*What needs to be done*. Take every line where the string "fraction" appears and copy it.

┌─ Material to process

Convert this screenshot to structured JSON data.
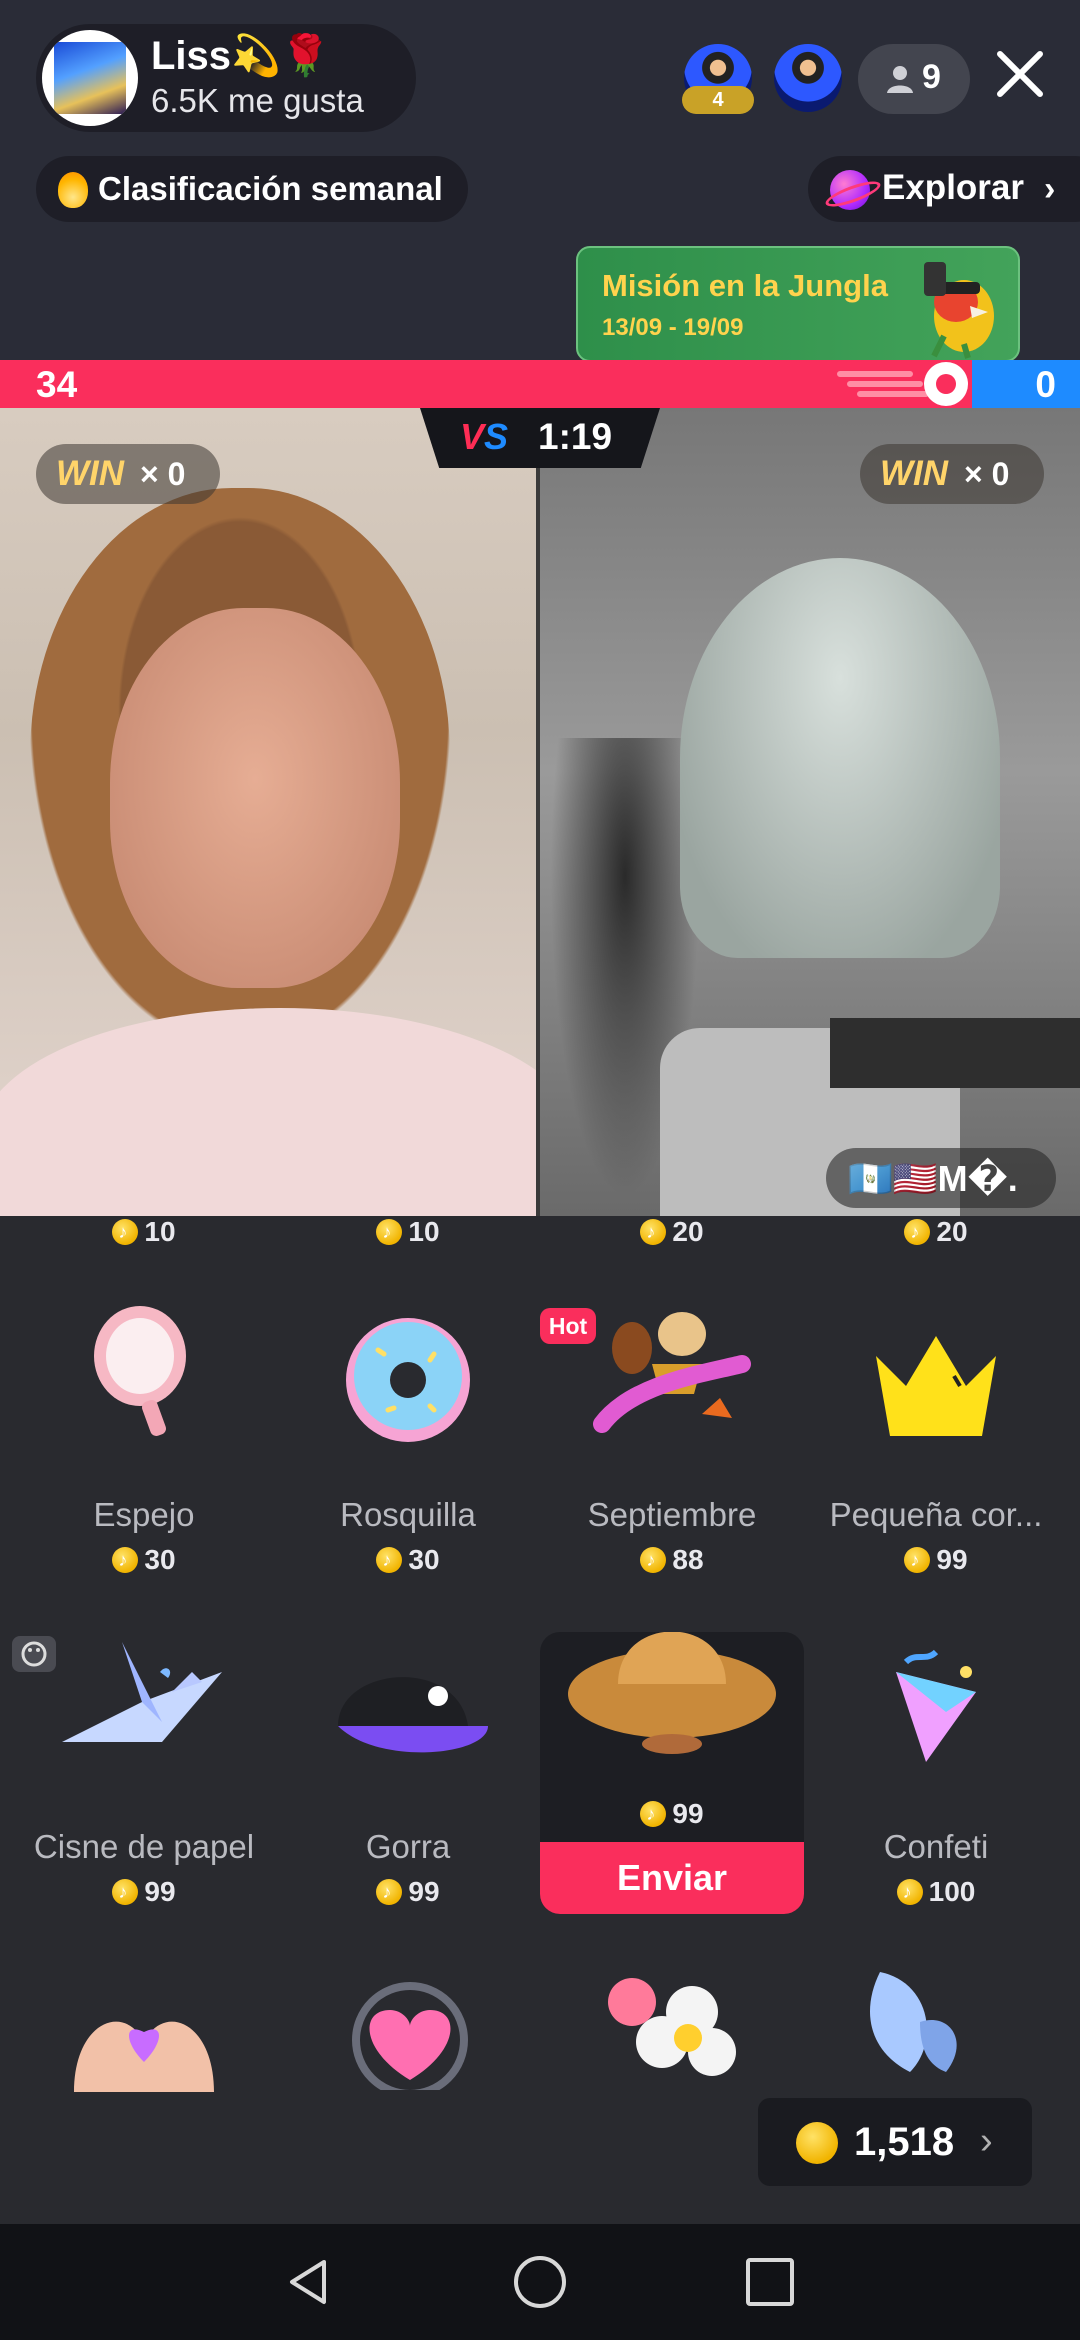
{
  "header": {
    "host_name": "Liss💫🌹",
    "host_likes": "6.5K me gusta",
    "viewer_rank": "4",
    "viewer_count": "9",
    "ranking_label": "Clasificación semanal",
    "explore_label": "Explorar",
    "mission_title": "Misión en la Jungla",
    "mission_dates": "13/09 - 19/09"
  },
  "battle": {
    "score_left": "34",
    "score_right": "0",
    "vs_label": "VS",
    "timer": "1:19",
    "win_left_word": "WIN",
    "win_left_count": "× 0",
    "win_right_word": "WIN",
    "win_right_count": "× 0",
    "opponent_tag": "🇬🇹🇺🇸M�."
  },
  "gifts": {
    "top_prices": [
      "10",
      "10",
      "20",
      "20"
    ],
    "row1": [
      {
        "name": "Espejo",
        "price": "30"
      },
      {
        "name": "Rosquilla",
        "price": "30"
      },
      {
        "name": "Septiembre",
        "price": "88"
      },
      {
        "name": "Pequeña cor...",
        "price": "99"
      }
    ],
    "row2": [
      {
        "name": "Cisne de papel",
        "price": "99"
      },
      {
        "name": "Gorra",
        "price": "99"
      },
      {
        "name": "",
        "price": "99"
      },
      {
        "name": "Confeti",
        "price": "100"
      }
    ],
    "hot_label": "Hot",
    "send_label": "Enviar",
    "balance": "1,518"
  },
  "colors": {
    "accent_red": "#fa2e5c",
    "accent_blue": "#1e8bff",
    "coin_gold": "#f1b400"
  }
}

└─
┌─ Material to process

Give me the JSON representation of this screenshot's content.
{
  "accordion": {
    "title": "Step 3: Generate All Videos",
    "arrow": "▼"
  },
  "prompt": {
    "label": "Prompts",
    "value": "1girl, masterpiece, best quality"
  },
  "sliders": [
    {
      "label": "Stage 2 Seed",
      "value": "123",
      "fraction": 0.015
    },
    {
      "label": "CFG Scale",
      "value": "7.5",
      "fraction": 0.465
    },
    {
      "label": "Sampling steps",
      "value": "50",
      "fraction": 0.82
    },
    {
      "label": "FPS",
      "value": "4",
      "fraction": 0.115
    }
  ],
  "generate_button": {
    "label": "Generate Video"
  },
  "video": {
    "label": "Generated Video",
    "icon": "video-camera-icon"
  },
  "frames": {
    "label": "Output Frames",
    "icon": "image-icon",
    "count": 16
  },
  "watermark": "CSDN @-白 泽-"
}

└─

*Full solution*.
      "fraction": 0.015
      "fraction": 0.465
      "fraction": 0.82
      "fraction": 0.115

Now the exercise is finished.